→ Exercise description
Return the lines where the word "baseline" occurs.

→ Input rows
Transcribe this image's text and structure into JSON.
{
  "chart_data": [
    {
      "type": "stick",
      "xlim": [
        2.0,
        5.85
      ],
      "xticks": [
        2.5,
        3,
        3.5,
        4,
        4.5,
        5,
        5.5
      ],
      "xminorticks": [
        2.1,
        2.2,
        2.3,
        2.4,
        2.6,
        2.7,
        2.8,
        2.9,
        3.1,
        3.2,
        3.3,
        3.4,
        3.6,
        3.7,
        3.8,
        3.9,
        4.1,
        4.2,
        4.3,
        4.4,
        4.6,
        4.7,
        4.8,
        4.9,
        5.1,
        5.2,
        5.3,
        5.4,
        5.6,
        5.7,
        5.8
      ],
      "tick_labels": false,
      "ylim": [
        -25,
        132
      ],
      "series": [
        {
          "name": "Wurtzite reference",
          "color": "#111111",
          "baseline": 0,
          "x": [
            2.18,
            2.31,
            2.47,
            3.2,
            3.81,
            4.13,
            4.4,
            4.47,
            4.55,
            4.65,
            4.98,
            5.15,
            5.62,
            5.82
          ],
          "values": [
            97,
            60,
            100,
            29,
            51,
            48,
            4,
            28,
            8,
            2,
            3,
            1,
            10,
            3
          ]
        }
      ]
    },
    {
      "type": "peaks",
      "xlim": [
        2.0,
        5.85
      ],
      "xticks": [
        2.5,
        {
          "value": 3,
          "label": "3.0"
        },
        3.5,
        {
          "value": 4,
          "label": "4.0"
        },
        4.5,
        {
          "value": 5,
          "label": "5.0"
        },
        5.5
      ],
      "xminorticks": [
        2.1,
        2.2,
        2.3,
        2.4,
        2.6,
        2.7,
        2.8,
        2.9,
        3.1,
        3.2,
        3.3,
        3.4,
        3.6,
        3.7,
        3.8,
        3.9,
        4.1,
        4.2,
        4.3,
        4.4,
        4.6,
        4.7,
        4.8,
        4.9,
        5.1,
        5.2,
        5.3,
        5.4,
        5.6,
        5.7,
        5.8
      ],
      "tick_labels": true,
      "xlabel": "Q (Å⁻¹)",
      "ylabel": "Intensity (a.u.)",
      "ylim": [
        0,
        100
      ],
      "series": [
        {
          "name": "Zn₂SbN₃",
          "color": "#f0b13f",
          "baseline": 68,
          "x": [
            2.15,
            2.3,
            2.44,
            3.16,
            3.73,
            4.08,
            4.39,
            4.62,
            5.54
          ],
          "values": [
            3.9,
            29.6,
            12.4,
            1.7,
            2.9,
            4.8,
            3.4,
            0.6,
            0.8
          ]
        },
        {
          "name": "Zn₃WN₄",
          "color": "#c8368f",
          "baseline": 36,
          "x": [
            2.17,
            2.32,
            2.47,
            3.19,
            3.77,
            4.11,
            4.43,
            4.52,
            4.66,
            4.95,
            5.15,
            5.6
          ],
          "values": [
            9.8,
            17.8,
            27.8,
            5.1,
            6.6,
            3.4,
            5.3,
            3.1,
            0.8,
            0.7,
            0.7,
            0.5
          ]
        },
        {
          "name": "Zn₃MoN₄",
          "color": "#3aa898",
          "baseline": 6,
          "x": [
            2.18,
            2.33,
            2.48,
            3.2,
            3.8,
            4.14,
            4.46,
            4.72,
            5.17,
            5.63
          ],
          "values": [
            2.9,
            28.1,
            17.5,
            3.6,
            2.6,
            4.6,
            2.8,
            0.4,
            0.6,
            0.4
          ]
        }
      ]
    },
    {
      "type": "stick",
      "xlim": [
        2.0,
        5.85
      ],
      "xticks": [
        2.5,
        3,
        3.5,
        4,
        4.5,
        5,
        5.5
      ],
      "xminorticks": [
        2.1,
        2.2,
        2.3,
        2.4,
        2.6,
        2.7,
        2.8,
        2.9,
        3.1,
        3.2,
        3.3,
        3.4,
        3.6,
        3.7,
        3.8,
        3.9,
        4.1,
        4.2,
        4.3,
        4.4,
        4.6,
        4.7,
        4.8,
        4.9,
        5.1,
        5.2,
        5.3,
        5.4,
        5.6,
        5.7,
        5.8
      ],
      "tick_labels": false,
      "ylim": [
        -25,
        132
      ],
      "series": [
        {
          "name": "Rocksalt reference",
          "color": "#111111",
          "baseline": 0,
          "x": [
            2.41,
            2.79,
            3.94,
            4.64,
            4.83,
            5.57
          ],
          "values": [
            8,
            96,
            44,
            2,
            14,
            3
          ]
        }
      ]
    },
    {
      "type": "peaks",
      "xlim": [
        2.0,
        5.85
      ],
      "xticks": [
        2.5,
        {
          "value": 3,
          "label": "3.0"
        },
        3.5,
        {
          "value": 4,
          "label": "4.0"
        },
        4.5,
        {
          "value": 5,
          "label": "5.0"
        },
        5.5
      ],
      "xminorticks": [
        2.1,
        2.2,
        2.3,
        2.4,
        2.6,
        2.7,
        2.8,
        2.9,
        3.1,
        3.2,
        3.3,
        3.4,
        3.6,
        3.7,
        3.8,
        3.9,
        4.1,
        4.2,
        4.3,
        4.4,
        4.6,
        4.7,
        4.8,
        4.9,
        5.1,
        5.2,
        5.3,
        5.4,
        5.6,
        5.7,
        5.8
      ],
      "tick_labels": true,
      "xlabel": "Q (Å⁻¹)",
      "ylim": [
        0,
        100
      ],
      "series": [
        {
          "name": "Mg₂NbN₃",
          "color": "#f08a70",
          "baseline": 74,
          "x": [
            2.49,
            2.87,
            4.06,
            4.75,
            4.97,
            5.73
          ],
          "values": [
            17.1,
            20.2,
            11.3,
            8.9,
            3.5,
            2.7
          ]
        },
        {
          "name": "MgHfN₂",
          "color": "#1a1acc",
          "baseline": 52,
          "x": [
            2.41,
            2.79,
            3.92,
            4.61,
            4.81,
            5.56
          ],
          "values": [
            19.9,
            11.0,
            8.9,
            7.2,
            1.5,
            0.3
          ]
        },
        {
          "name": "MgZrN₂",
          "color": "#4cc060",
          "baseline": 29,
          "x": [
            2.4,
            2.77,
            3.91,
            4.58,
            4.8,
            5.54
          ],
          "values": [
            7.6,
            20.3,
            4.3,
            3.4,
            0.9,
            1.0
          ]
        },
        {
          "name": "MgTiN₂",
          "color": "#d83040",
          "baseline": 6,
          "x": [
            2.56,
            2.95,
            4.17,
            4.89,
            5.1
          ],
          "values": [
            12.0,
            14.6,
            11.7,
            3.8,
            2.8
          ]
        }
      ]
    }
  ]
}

→ Worked solution
          "baseline": 0,
          "baseline": 68,
          "baseline": 36,
          "baseline": 6,
          "baseline": 0,
          "baseline": 74,
          "baseline": 52,
          "baseline": 29,
          "baseline": 6,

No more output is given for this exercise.